• _Problem to solve_: All lines below must be repeated exactly, with the pictures omitted.

** Start Material **

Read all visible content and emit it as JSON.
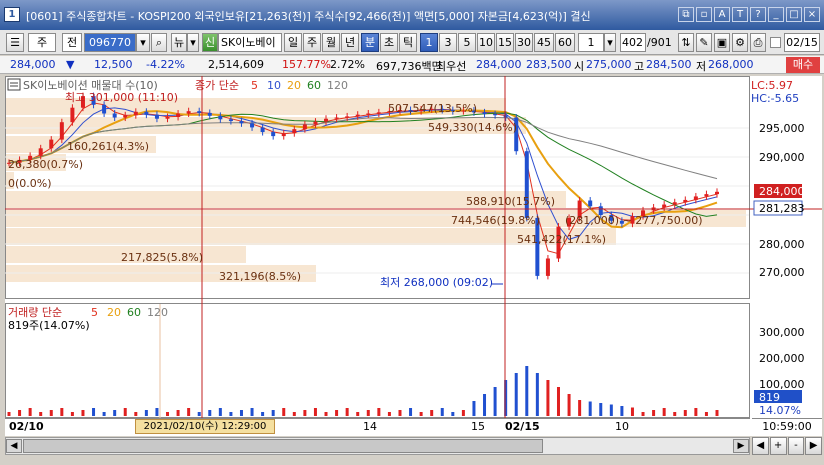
{
  "window": {
    "number": "1",
    "title": "[0601] 주식종합차트 - KOSPI200 외국인보유[21,263(천)] 주식수[92,466(천)] 액면[5,000] 자본금[4,623(억)] 결신",
    "buttons": [
      "⧉",
      "▫",
      "A",
      "T",
      "?",
      "_",
      "□",
      "×"
    ]
  },
  "toolbar": {
    "code_prefix": "주",
    "code_prefix2": "전",
    "stock_code": "096770",
    "news_label": "뉴",
    "credit_badge": "신",
    "stock_name": "SK이노베이",
    "period_buttons": [
      "일",
      "주",
      "월",
      "년",
      "분",
      "초",
      "틱"
    ],
    "active_period": "분",
    "minute_buttons": [
      "1",
      "3",
      "5",
      "10",
      "15",
      "30",
      "45",
      "60"
    ],
    "active_minute": "1",
    "interval_value": "1",
    "count_value": "402",
    "count_total": "/901",
    "date_value": "02/15"
  },
  "price": {
    "current": "284,000",
    "change": "12,500",
    "change_pct": "-4.22%",
    "volume": "2,514,609",
    "volume_ratio": "157.77%",
    "turnover": "2.72%",
    "amount": "697,736백만",
    "best_ask_label": "최우선",
    "ask": "284,000",
    "bid": "283,500",
    "open_label": "시",
    "open": "275,000",
    "high_label": "고",
    "high": "284,500",
    "low_label": "저",
    "low": "268,000",
    "order_button": "매수"
  },
  "chart_data": {
    "type": "candlestick",
    "title": "SK이노베이션 매물대 수(10)",
    "ma_label": "종가 단순",
    "ma_periods": [
      "5",
      "10",
      "20",
      "60",
      "120"
    ],
    "ma_colors": [
      "#e0301e",
      "#3050d0",
      "#e8a010",
      "#208020",
      "#808080"
    ],
    "lc_label": "LC:5.97",
    "hc_label": "HC:-5.65",
    "y_ticks": [
      "295,000",
      "290,000",
      "285,000",
      "280,000",
      "275,000",
      "270,000"
    ],
    "current_price_tag": "284,000",
    "ma_price_tag": "281,283",
    "high_annotation": "최고 301,000 (11:10)",
    "low_annotation": "최저 268,000 (09:02)",
    "profile_labels": [
      "507,547(13.5%)",
      "549,330(14.6%)",
      "160,261(4.3%)",
      "26,380(0.7%)",
      "0(0.0%)",
      "588,910(15.7%)",
      "744,546(19.8%)",
      "(281,000) ~ 277,750.00)",
      "541,422(17.1%)",
      "217,825(5.8%)",
      "321,196(8.5%)"
    ],
    "volume_panel": {
      "title": "거래량 단순",
      "periods": [
        "5",
        "20",
        "60",
        "120"
      ],
      "last_value_label": "819주(14.07%)",
      "y_ticks": [
        "300,000",
        "200,000",
        "100,000"
      ],
      "value_tag": "819",
      "pct_tag": "14.07%"
    },
    "x_labels": [
      "02/10",
      "14",
      "15",
      "02/15",
      "10"
    ],
    "cursor_time": "2021/02/10(수) 12:29:00",
    "price_series": [
      289,
      289.5,
      290.2,
      291.5,
      293,
      296,
      298.5,
      300.5,
      299,
      297.5,
      296.8,
      297.2,
      297.8,
      297.3,
      296.6,
      296.9,
      297.5,
      297.9,
      297.6,
      297.1,
      296.5,
      296.2,
      295.8,
      295.1,
      294.3,
      293.6,
      294.1,
      294.8,
      295.6,
      296.1,
      296.6,
      296.8,
      297,
      297.3,
      297.5,
      297.7,
      297.9,
      298.1,
      297.9,
      298.2,
      298.3,
      298.1,
      297.9,
      298,
      297.7,
      297.4,
      297.2,
      296.8,
      291,
      279.5,
      269.5,
      272.5,
      278,
      279.5,
      282.5,
      281.5,
      280,
      279,
      278.5,
      279.8,
      280.8,
      281.3,
      281.8,
      282.2,
      282.6,
      283.2,
      283.6,
      284
    ]
  },
  "bottom": {
    "time_display": "10:59:00",
    "zoom_buttons": [
      "◀",
      "+",
      "-",
      "▶"
    ]
  }
}
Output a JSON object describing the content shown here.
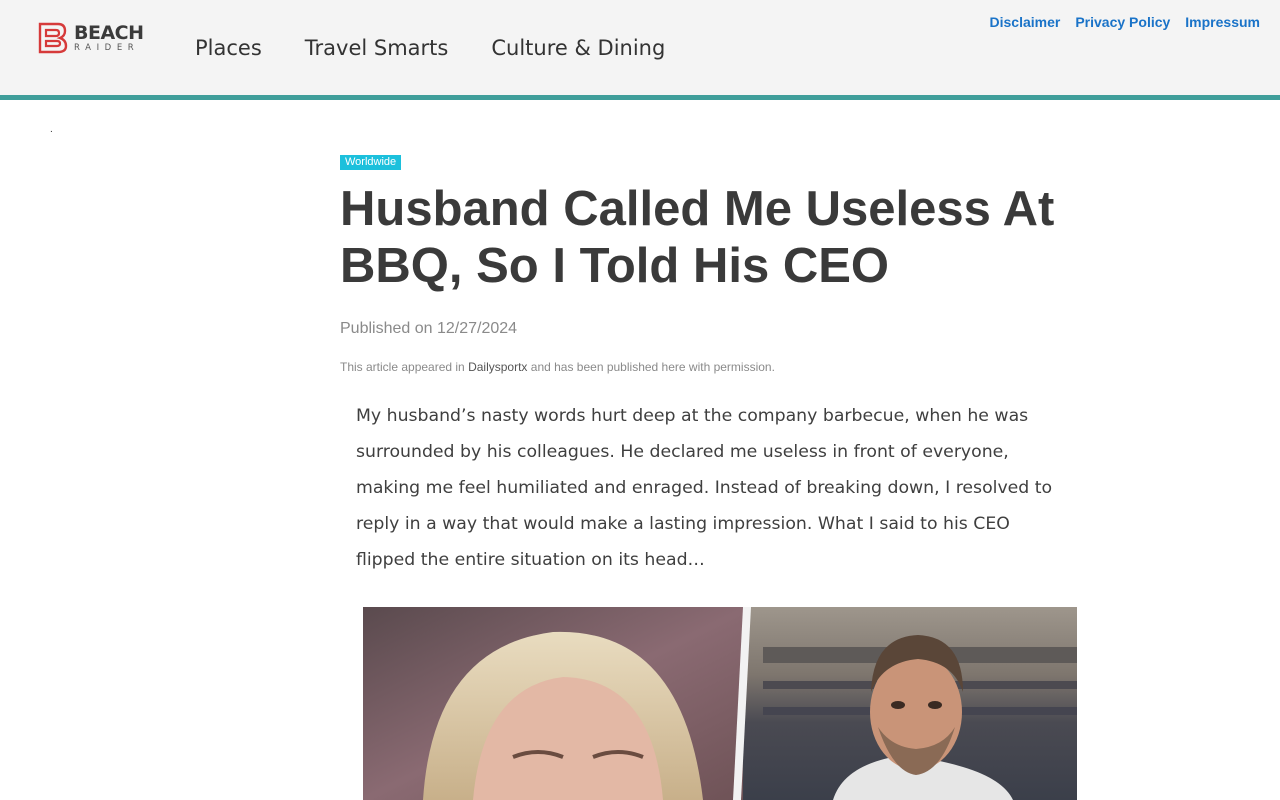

** End Material **

• _Solution to the exercise_:
Read all visible content and emit it as JSON.
{
  "window": {
    "number": "1",
    "title": "[0601] 주식종합차트 - KOSPI200 외국인보유[21,263(천)] 주식수[92,466(천)] 액면[5,000] 자본금[4,623(억)] 결신",
    "buttons": [
      "⧉",
      "▫",
      "A",
      "T",
      "?",
      "_",
      "□",
      "×"
    ]
  },
  "toolbar": {
    "code_prefix": "주",
    "code_prefix2": "전",
    "stock_code": "096770",
    "news_label": "뉴",
    "credit_badge": "신",
    "stock_name": "SK이노베이",
    "period_buttons": [
      "일",
      "주",
      "월",
      "년",
      "분",
      "초",
      "틱"
    ],
    "active_period": "분",
    "minute_buttons": [
      "1",
      "3",
      "5",
      "10",
      "15",
      "30",
      "45",
      "60"
    ],
    "active_minute": "1",
    "interval_value": "1",
    "count_value": "402",
    "count_total": "/901",
    "date_value": "02/15"
  },
  "price": {
    "current": "284,000",
    "change": "12,500",
    "change_pct": "-4.22%",
    "volume": "2,514,609",
    "volume_ratio": "157.77%",
    "turnover": "2.72%",
    "amount": "697,736백만",
    "best_ask_label": "최우선",
    "ask": "284,000",
    "bid": "283,500",
    "open_label": "시",
    "open": "275,000",
    "high_label": "고",
    "high": "284,500",
    "low_label": "저",
    "low": "268,000",
    "order_button": "매수"
  },
  "chart_data": {
    "type": "candlestick",
    "title": "SK이노베이션 매물대 수(10)",
    "ma_label": "종가 단순",
    "ma_periods": [
      "5",
      "10",
      "20",
      "60",
      "120"
    ],
    "ma_colors": [
      "#e0301e",
      "#3050d0",
      "#e8a010",
      "#208020",
      "#808080"
    ],
    "lc_label": "LC:5.97",
    "hc_label": "HC:-5.65",
    "y_ticks": [
      "295,000",
      "290,000",
      "285,000",
      "280,000",
      "275,000",
      "270,000"
    ],
    "current_price_tag": "284,000",
    "ma_price_tag": "281,283",
    "high_annotation": "최고 301,000 (11:10)",
    "low_annotation": "최저 268,000 (09:02)",
    "profile_labels": [
      "507,547(13.5%)",
      "549,330(14.6%)",
      "160,261(4.3%)",
      "26,380(0.7%)",
      "0(0.0%)",
      "588,910(15.7%)",
      "744,546(19.8%)",
      "(281,000) ~ 277,750.00)",
      "541,422(17.1%)",
      "217,825(5.8%)",
      "321,196(8.5%)"
    ],
    "volume_panel": {
      "title": "거래량 단순",
      "periods": [
        "5",
        "20",
        "60",
        "120"
      ],
      "last_value_label": "819주(14.07%)",
      "y_ticks": [
        "300,000",
        "200,000",
        "100,000"
      ],
      "value_tag": "819",
      "pct_tag": "14.07%"
    },
    "x_labels": [
      "02/10",
      "14",
      "15",
      "02/15",
      "10"
    ],
    "cursor_time": "2021/02/10(수) 12:29:00",
    "price_series": [
      289,
      289.5,
      290.2,
      291.5,
      293,
      296,
      298.5,
      300.5,
      299,
      297.5,
      296.8,
      297.2,
      297.8,
      297.3,
      296.6,
      296.9,
      297.5,
      297.9,
      297.6,
      297.1,
      296.5,
      296.2,
      295.8,
      295.1,
      294.3,
      293.6,
      294.1,
      294.8,
      295.6,
      296.1,
      296.6,
      296.8,
      297,
      297.3,
      297.5,
      297.7,
      297.9,
      298.1,
      297.9,
      298.2,
      298.3,
      298.1,
      297.9,
      298,
      297.7,
      297.4,
      297.2,
      296.8,
      291,
      279.5,
      269.5,
      272.5,
      278,
      279.5,
      282.5,
      281.5,
      280,
      279,
      278.5,
      279.8,
      280.8,
      281.3,
      281.8,
      282.2,
      282.6,
      283.2,
      283.6,
      284
    ]
  },
  "bottom": {
    "time_display": "10:59:00",
    "zoom_buttons": [
      "◀",
      "+",
      "-",
      "▶"
    ]
  }
}
Output a JSON object describing the content shown here.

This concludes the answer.